• **To do**
Find the lines with "Convert" in them and copy them out.

___ Data provided ___

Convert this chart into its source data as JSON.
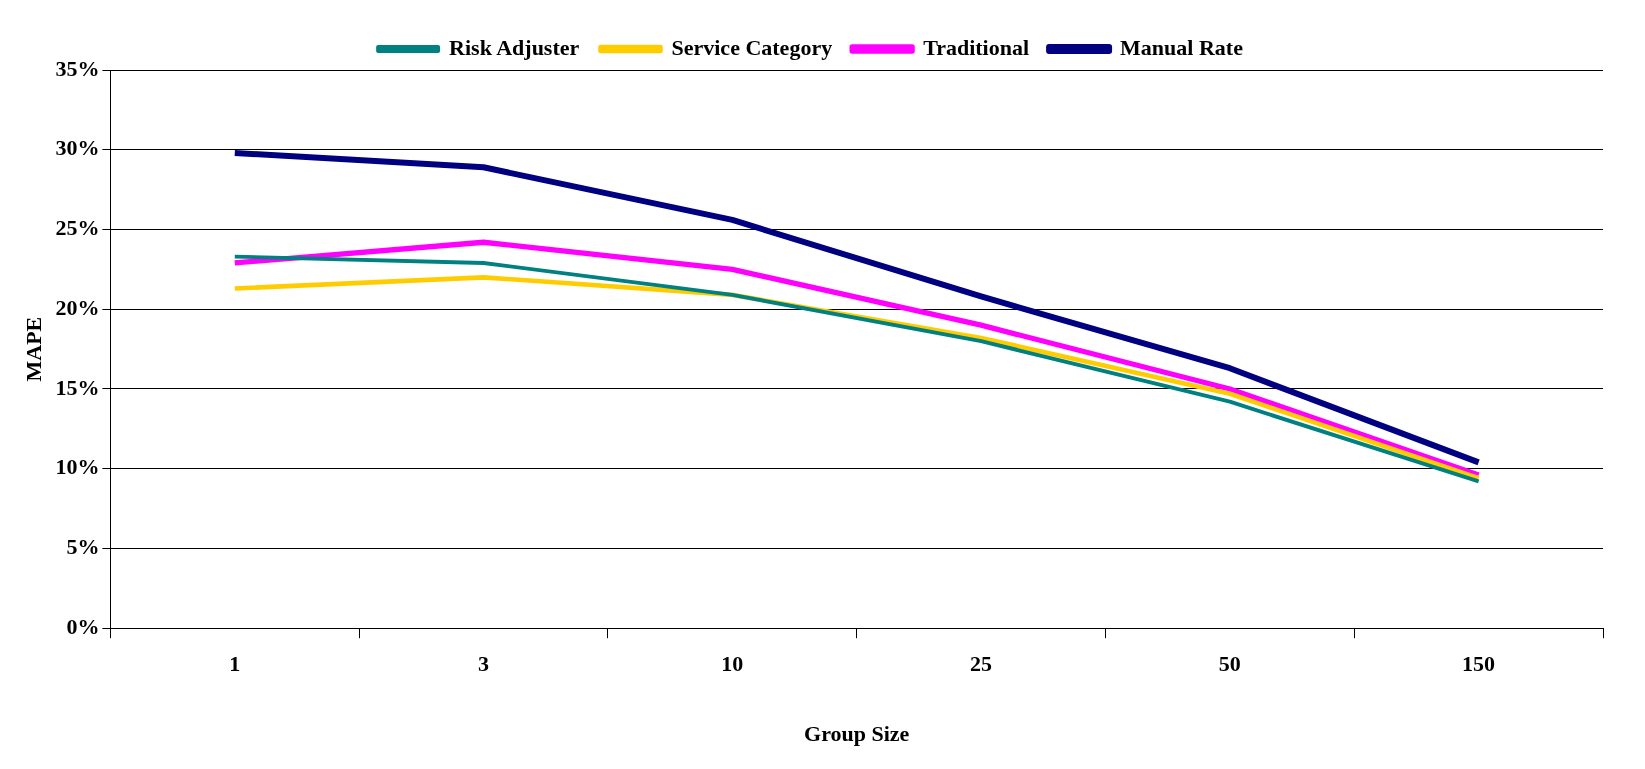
{
  "chart_data": {
    "type": "line",
    "xlabel": "Group Size",
    "ylabel": "MAPE",
    "categories": [
      "1",
      "3",
      "10",
      "25",
      "50",
      "150"
    ],
    "series": [
      {
        "name": "Manual Rate",
        "color": "#000080",
        "values": [
          29.8,
          28.9,
          25.6,
          20.8,
          16.3,
          10.4
        ]
      },
      {
        "name": "Traditional",
        "color": "#ff00ff",
        "values": [
          22.9,
          24.2,
          22.5,
          19.0,
          15.0,
          9.6
        ]
      },
      {
        "name": "Service Category",
        "color": "#ffcc00",
        "values": [
          21.3,
          22.0,
          20.9,
          18.2,
          14.7,
          9.4
        ]
      },
      {
        "name": "Risk Adjuster",
        "color": "#008080",
        "values": [
          23.3,
          22.9,
          20.9,
          18.0,
          14.2,
          9.2
        ]
      }
    ],
    "ylim": [
      0,
      35
    ],
    "yticks": [
      {
        "value": 0,
        "label": "0%"
      },
      {
        "value": 5,
        "label": "5%"
      },
      {
        "value": 10,
        "label": "10%"
      },
      {
        "value": 15,
        "label": "15%"
      },
      {
        "value": 20,
        "label": "20%"
      },
      {
        "value": 25,
        "label": "25%"
      },
      {
        "value": 30,
        "label": "30%"
      },
      {
        "value": 35,
        "label": "35%"
      }
    ],
    "grid": "y",
    "legend": "top",
    "marker": "none",
    "line_style": "solid"
  }
}
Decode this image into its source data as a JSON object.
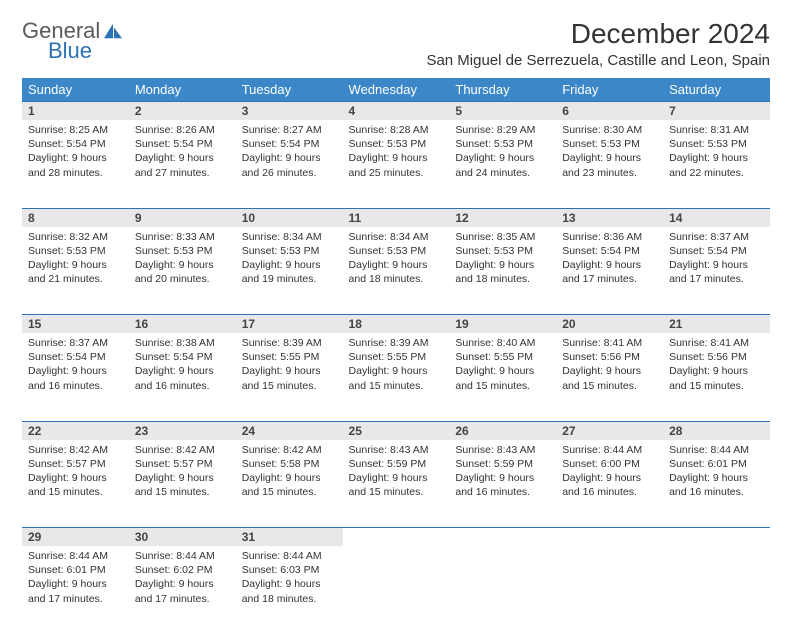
{
  "logo": {
    "main": "General",
    "sub": "Blue"
  },
  "title": "December 2024",
  "location": "San Miguel de Serrezuela, Castille and Leon, Spain",
  "colors": {
    "header_bg": "#3b87c8",
    "header_text": "#ffffff",
    "daynum_bg": "#e8e8e8",
    "accent_border": "#2d72b5",
    "body_text": "#333333",
    "logo_gray": "#5a5a5a",
    "logo_blue": "#2d72b5"
  },
  "weekdays": [
    "Sunday",
    "Monday",
    "Tuesday",
    "Wednesday",
    "Thursday",
    "Friday",
    "Saturday"
  ],
  "weeks": [
    [
      {
        "n": "1",
        "sr": "Sunrise: 8:25 AM",
        "ss": "Sunset: 5:54 PM",
        "d1": "Daylight: 9 hours",
        "d2": "and 28 minutes."
      },
      {
        "n": "2",
        "sr": "Sunrise: 8:26 AM",
        "ss": "Sunset: 5:54 PM",
        "d1": "Daylight: 9 hours",
        "d2": "and 27 minutes."
      },
      {
        "n": "3",
        "sr": "Sunrise: 8:27 AM",
        "ss": "Sunset: 5:54 PM",
        "d1": "Daylight: 9 hours",
        "d2": "and 26 minutes."
      },
      {
        "n": "4",
        "sr": "Sunrise: 8:28 AM",
        "ss": "Sunset: 5:53 PM",
        "d1": "Daylight: 9 hours",
        "d2": "and 25 minutes."
      },
      {
        "n": "5",
        "sr": "Sunrise: 8:29 AM",
        "ss": "Sunset: 5:53 PM",
        "d1": "Daylight: 9 hours",
        "d2": "and 24 minutes."
      },
      {
        "n": "6",
        "sr": "Sunrise: 8:30 AM",
        "ss": "Sunset: 5:53 PM",
        "d1": "Daylight: 9 hours",
        "d2": "and 23 minutes."
      },
      {
        "n": "7",
        "sr": "Sunrise: 8:31 AM",
        "ss": "Sunset: 5:53 PM",
        "d1": "Daylight: 9 hours",
        "d2": "and 22 minutes."
      }
    ],
    [
      {
        "n": "8",
        "sr": "Sunrise: 8:32 AM",
        "ss": "Sunset: 5:53 PM",
        "d1": "Daylight: 9 hours",
        "d2": "and 21 minutes."
      },
      {
        "n": "9",
        "sr": "Sunrise: 8:33 AM",
        "ss": "Sunset: 5:53 PM",
        "d1": "Daylight: 9 hours",
        "d2": "and 20 minutes."
      },
      {
        "n": "10",
        "sr": "Sunrise: 8:34 AM",
        "ss": "Sunset: 5:53 PM",
        "d1": "Daylight: 9 hours",
        "d2": "and 19 minutes."
      },
      {
        "n": "11",
        "sr": "Sunrise: 8:34 AM",
        "ss": "Sunset: 5:53 PM",
        "d1": "Daylight: 9 hours",
        "d2": "and 18 minutes."
      },
      {
        "n": "12",
        "sr": "Sunrise: 8:35 AM",
        "ss": "Sunset: 5:53 PM",
        "d1": "Daylight: 9 hours",
        "d2": "and 18 minutes."
      },
      {
        "n": "13",
        "sr": "Sunrise: 8:36 AM",
        "ss": "Sunset: 5:54 PM",
        "d1": "Daylight: 9 hours",
        "d2": "and 17 minutes."
      },
      {
        "n": "14",
        "sr": "Sunrise: 8:37 AM",
        "ss": "Sunset: 5:54 PM",
        "d1": "Daylight: 9 hours",
        "d2": "and 17 minutes."
      }
    ],
    [
      {
        "n": "15",
        "sr": "Sunrise: 8:37 AM",
        "ss": "Sunset: 5:54 PM",
        "d1": "Daylight: 9 hours",
        "d2": "and 16 minutes."
      },
      {
        "n": "16",
        "sr": "Sunrise: 8:38 AM",
        "ss": "Sunset: 5:54 PM",
        "d1": "Daylight: 9 hours",
        "d2": "and 16 minutes."
      },
      {
        "n": "17",
        "sr": "Sunrise: 8:39 AM",
        "ss": "Sunset: 5:55 PM",
        "d1": "Daylight: 9 hours",
        "d2": "and 15 minutes."
      },
      {
        "n": "18",
        "sr": "Sunrise: 8:39 AM",
        "ss": "Sunset: 5:55 PM",
        "d1": "Daylight: 9 hours",
        "d2": "and 15 minutes."
      },
      {
        "n": "19",
        "sr": "Sunrise: 8:40 AM",
        "ss": "Sunset: 5:55 PM",
        "d1": "Daylight: 9 hours",
        "d2": "and 15 minutes."
      },
      {
        "n": "20",
        "sr": "Sunrise: 8:41 AM",
        "ss": "Sunset: 5:56 PM",
        "d1": "Daylight: 9 hours",
        "d2": "and 15 minutes."
      },
      {
        "n": "21",
        "sr": "Sunrise: 8:41 AM",
        "ss": "Sunset: 5:56 PM",
        "d1": "Daylight: 9 hours",
        "d2": "and 15 minutes."
      }
    ],
    [
      {
        "n": "22",
        "sr": "Sunrise: 8:42 AM",
        "ss": "Sunset: 5:57 PM",
        "d1": "Daylight: 9 hours",
        "d2": "and 15 minutes."
      },
      {
        "n": "23",
        "sr": "Sunrise: 8:42 AM",
        "ss": "Sunset: 5:57 PM",
        "d1": "Daylight: 9 hours",
        "d2": "and 15 minutes."
      },
      {
        "n": "24",
        "sr": "Sunrise: 8:42 AM",
        "ss": "Sunset: 5:58 PM",
        "d1": "Daylight: 9 hours",
        "d2": "and 15 minutes."
      },
      {
        "n": "25",
        "sr": "Sunrise: 8:43 AM",
        "ss": "Sunset: 5:59 PM",
        "d1": "Daylight: 9 hours",
        "d2": "and 15 minutes."
      },
      {
        "n": "26",
        "sr": "Sunrise: 8:43 AM",
        "ss": "Sunset: 5:59 PM",
        "d1": "Daylight: 9 hours",
        "d2": "and 16 minutes."
      },
      {
        "n": "27",
        "sr": "Sunrise: 8:44 AM",
        "ss": "Sunset: 6:00 PM",
        "d1": "Daylight: 9 hours",
        "d2": "and 16 minutes."
      },
      {
        "n": "28",
        "sr": "Sunrise: 8:44 AM",
        "ss": "Sunset: 6:01 PM",
        "d1": "Daylight: 9 hours",
        "d2": "and 16 minutes."
      }
    ],
    [
      {
        "n": "29",
        "sr": "Sunrise: 8:44 AM",
        "ss": "Sunset: 6:01 PM",
        "d1": "Daylight: 9 hours",
        "d2": "and 17 minutes."
      },
      {
        "n": "30",
        "sr": "Sunrise: 8:44 AM",
        "ss": "Sunset: 6:02 PM",
        "d1": "Daylight: 9 hours",
        "d2": "and 17 minutes."
      },
      {
        "n": "31",
        "sr": "Sunrise: 8:44 AM",
        "ss": "Sunset: 6:03 PM",
        "d1": "Daylight: 9 hours",
        "d2": "and 18 minutes."
      },
      null,
      null,
      null,
      null
    ]
  ]
}
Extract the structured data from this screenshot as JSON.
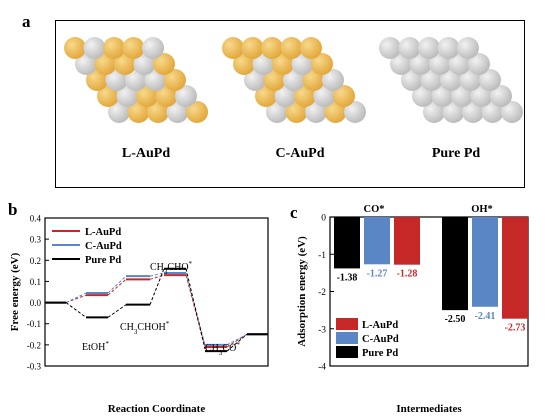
{
  "panels": {
    "a": "a",
    "b": "b",
    "c": "c"
  },
  "models": [
    {
      "label": "L-AuPd",
      "type": "L"
    },
    {
      "label": "C-AuPd",
      "type": "C"
    },
    {
      "label": "Pure Pd",
      "type": "P"
    }
  ],
  "colors": {
    "gold": "#E3A93D",
    "silver": "#BDBDBD",
    "L-AuPd": "#C62828",
    "C-AuPd": "#5B86C5",
    "Pure Pd": "#000000"
  },
  "chart_data": [
    {
      "type": "line",
      "title": "",
      "xlabel": "Reaction Coordinate",
      "ylabel": "Free energy (eV)",
      "ylim": [
        -0.3,
        0.4
      ],
      "yticks": [
        -0.3,
        -0.2,
        -0.1,
        0.0,
        0.1,
        0.2,
        0.3,
        0.4
      ],
      "legend": {
        "placement": "top-left",
        "entries": [
          "L-AuPd",
          "C-AuPd",
          "Pure Pd"
        ]
      },
      "annotations": [
        "CH3CHO*",
        "CH3CHOH*",
        "EtOH*",
        "CH3CO*"
      ],
      "steps": [
        "initial",
        "EtOH*",
        "CH3CHOH*",
        "CH3CHO*",
        "CH3CO*",
        "final"
      ],
      "series": [
        {
          "name": "L-AuPd",
          "values": [
            0.0,
            0.035,
            0.11,
            0.13,
            -0.21,
            -0.15
          ]
        },
        {
          "name": "C-AuPd",
          "values": [
            0.0,
            0.045,
            0.125,
            0.14,
            -0.2,
            -0.15
          ]
        },
        {
          "name": "Pure Pd",
          "values": [
            0.0,
            -0.07,
            -0.01,
            0.16,
            -0.22,
            -0.15
          ]
        }
      ]
    },
    {
      "type": "bar",
      "title": "",
      "xlabel": "Intermediates",
      "ylabel": "Adsorption energy (eV)",
      "ylim": [
        -4,
        0
      ],
      "yticks": [
        0,
        -1,
        -2,
        -3,
        -4
      ],
      "categories": [
        "CO*",
        "OH*"
      ],
      "legend": {
        "placement": "bottom-left",
        "entries": [
          "L-AuPd",
          "C-AuPd",
          "Pure Pd"
        ]
      },
      "series": [
        {
          "name": "Pure Pd",
          "values": [
            -1.38,
            -2.5
          ],
          "labels": [
            "-1.38",
            "-2.50"
          ]
        },
        {
          "name": "C-AuPd",
          "values": [
            -1.27,
            -2.41
          ],
          "labels": [
            "-1.27",
            "-2.41"
          ]
        },
        {
          "name": "L-AuPd",
          "values": [
            -1.28,
            -2.73
          ],
          "labels": [
            "-1.28",
            "-2.73"
          ]
        }
      ]
    }
  ]
}
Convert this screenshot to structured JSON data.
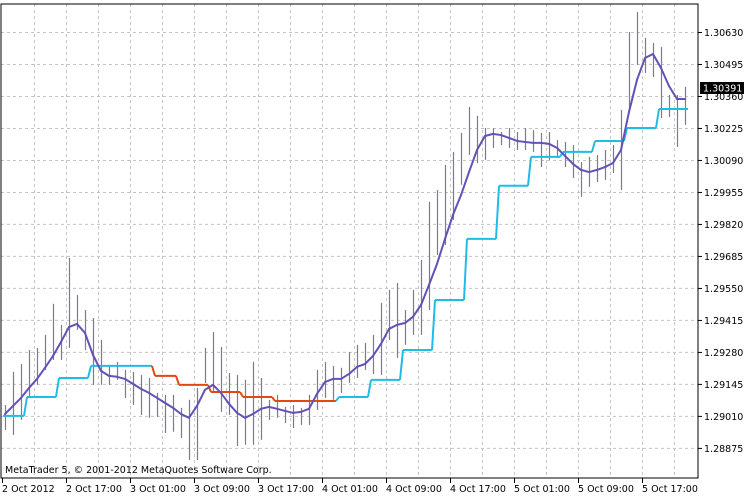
{
  "chart_data": {
    "type": "bar",
    "style": "ohlc-bars-high-low",
    "title": "",
    "ylim": [
      1.28748,
      1.30748
    ],
    "grid": true,
    "y_ticks": [
      "1.30630",
      "1.30495",
      "1.30360",
      "1.30225",
      "1.30090",
      "1.29955",
      "1.29820",
      "1.29685",
      "1.29550",
      "1.29415",
      "1.29280",
      "1.29145",
      "1.29010",
      "1.28875"
    ],
    "x_ticks": [
      "2 Oct 2012",
      "2 Oct 17:00",
      "3 Oct 01:00",
      "3 Oct 09:00",
      "3 Oct 17:00",
      "4 Oct 01:00",
      "4 Oct 09:00",
      "4 Oct 17:00",
      "5 Oct 01:00",
      "5 Oct 09:00",
      "5 Oct 17:00"
    ],
    "current_price": "1.30391",
    "copyright": "MetaTrader 5, © 2001-2012 MetaQuotes Software Corp.",
    "colors": {
      "bars": "#7c7c84",
      "moving_average": "#6650b8",
      "trend_up": "#1fbde6",
      "trend_down": "#e04a12",
      "grid": "#c4c4c4",
      "price_label_bg": "#000000"
    },
    "bars_high": [
      1.29056,
      1.29196,
      1.29229,
      1.29288,
      1.29297,
      1.29352,
      1.29483,
      1.29394,
      1.29677,
      1.2952,
      1.29457,
      1.29423,
      1.29331,
      1.29225,
      1.29238,
      1.29204,
      1.29196,
      1.29183,
      1.2917,
      1.29107,
      1.29099,
      1.29099,
      1.29044,
      1.29078,
      1.29128,
      1.29297,
      1.29364,
      1.29301,
      1.29191,
      1.29183,
      1.29162,
      1.29238,
      1.2917,
      1.29078,
      1.29099,
      1.29048,
      1.29056,
      1.29044,
      1.29099,
      1.29204,
      1.29238,
      1.29221,
      1.29213,
      1.2928,
      1.2931,
      1.29318,
      1.29352,
      1.29487,
      1.29542,
      1.29571,
      1.29457,
      1.29542,
      1.29668,
      1.29913,
      1.29963,
      1.30069,
      1.30124,
      1.30204,
      1.30314,
      1.30276,
      1.30225,
      1.30225,
      1.30208,
      1.30225,
      1.30208,
      1.30225,
      1.30216,
      1.30204,
      1.30208,
      1.30174,
      1.30166,
      1.30153,
      1.30081,
      1.30103,
      1.30111,
      1.30132,
      1.30153,
      1.30301,
      1.3063,
      1.30714,
      1.30605,
      1.30584,
      1.30567,
      1.30364,
      1.30364,
      1.30398
    ],
    "bars_low": [
      1.28951,
      1.2893,
      1.28993,
      1.29086,
      1.29141,
      1.29204,
      1.29246,
      1.29246,
      1.29297,
      1.29373,
      1.29288,
      1.29141,
      1.29141,
      1.29141,
      1.29162,
      1.29086,
      1.29056,
      1.29014,
      1.29002,
      1.29006,
      1.28938,
      1.28943,
      1.28917,
      1.28824,
      1.28824,
      1.29149,
      1.29111,
      1.29027,
      1.29014,
      1.28883,
      1.28888,
      1.28888,
      1.28909,
      1.28993,
      1.29002,
      1.2898,
      1.28959,
      1.28972,
      1.28972,
      1.29035,
      1.29086,
      1.29078,
      1.29107,
      1.29149,
      1.2917,
      1.29204,
      1.29187,
      1.29183,
      1.29331,
      1.29255,
      1.2931,
      1.29352,
      1.29352,
      1.29457,
      1.29689,
      1.29731,
      1.29837,
      1.29985,
      1.30111,
      1.30077,
      1.3009,
      1.30141,
      1.30153,
      1.30141,
      1.30132,
      1.30132,
      1.30124,
      1.3006,
      1.3009,
      1.30098,
      1.3006,
      1.30014,
      1.29934,
      1.29976,
      1.29997,
      1.30006,
      1.30035,
      1.29963,
      1.30301,
      1.30491,
      1.30457,
      1.3044,
      1.30267,
      1.30271,
      1.30145,
      1.30238
    ],
    "moving_average": [
      1.29018,
      1.29052,
      1.29086,
      1.29128,
      1.29166,
      1.29213,
      1.29263,
      1.29322,
      1.29385,
      1.29398,
      1.2936,
      1.29267,
      1.292,
      1.29179,
      1.29175,
      1.29166,
      1.29145,
      1.29124,
      1.29107,
      1.29086,
      1.29065,
      1.29044,
      1.29018,
      1.29002,
      1.29052,
      1.2912,
      1.29141,
      1.29107,
      1.29061,
      1.29023,
      1.29002,
      1.29018,
      1.2904,
      1.29048,
      1.2904,
      1.29031,
      1.29023,
      1.29027,
      1.2904,
      1.29103,
      1.29153,
      1.29166,
      1.29166,
      1.29187,
      1.29217,
      1.29229,
      1.29263,
      1.29314,
      1.29377,
      1.29394,
      1.29402,
      1.29428,
      1.29478,
      1.29563,
      1.29651,
      1.29757,
      1.29858,
      1.29942,
      1.30039,
      1.30132,
      1.30191,
      1.302,
      1.30195,
      1.30183,
      1.3017,
      1.30166,
      1.30162,
      1.30162,
      1.30158,
      1.30141,
      1.30107,
      1.30073,
      1.30048,
      1.30039,
      1.30048,
      1.3006,
      1.30077,
      1.30132,
      1.30293,
      1.30428,
      1.3052,
      1.30537,
      1.30478,
      1.30402,
      1.30347,
      1.30347
    ],
    "trend_steps": [
      {
        "from": 0,
        "to": 2,
        "value": 1.2901,
        "direction": "up"
      },
      {
        "from": 3,
        "to": 6,
        "value": 1.2909,
        "direction": "up"
      },
      {
        "from": 7,
        "to": 10,
        "value": 1.2917,
        "direction": "up"
      },
      {
        "from": 11,
        "to": 18,
        "value": 1.29221,
        "direction": "up"
      },
      {
        "from": 19,
        "to": 21,
        "value": 1.29179,
        "direction": "down"
      },
      {
        "from": 22,
        "to": 25,
        "value": 1.29141,
        "direction": "down"
      },
      {
        "from": 26,
        "to": 29,
        "value": 1.29111,
        "direction": "down"
      },
      {
        "from": 30,
        "to": 33,
        "value": 1.2909,
        "direction": "down"
      },
      {
        "from": 34,
        "to": 41,
        "value": 1.29073,
        "direction": "down"
      },
      {
        "from": 42,
        "to": 45,
        "value": 1.2909,
        "direction": "up"
      },
      {
        "from": 46,
        "to": 49,
        "value": 1.29162,
        "direction": "up"
      },
      {
        "from": 50,
        "to": 53,
        "value": 1.29288,
        "direction": "up"
      },
      {
        "from": 54,
        "to": 57,
        "value": 1.29499,
        "direction": "up"
      },
      {
        "from": 58,
        "to": 61,
        "value": 1.29757,
        "direction": "up"
      },
      {
        "from": 62,
        "to": 65,
        "value": 1.29981,
        "direction": "up"
      },
      {
        "from": 66,
        "to": 69,
        "value": 1.30103,
        "direction": "up"
      },
      {
        "from": 70,
        "to": 73,
        "value": 1.30124,
        "direction": "up"
      },
      {
        "from": 74,
        "to": 77,
        "value": 1.3017,
        "direction": "up"
      },
      {
        "from": 78,
        "to": 81,
        "value": 1.30225,
        "direction": "up"
      },
      {
        "from": 82,
        "to": 85,
        "value": 1.30305,
        "direction": "up"
      }
    ]
  }
}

___

• **Result below**
Convert this chart into its source data as JSON.
Convert this screenshot to structured JSON data.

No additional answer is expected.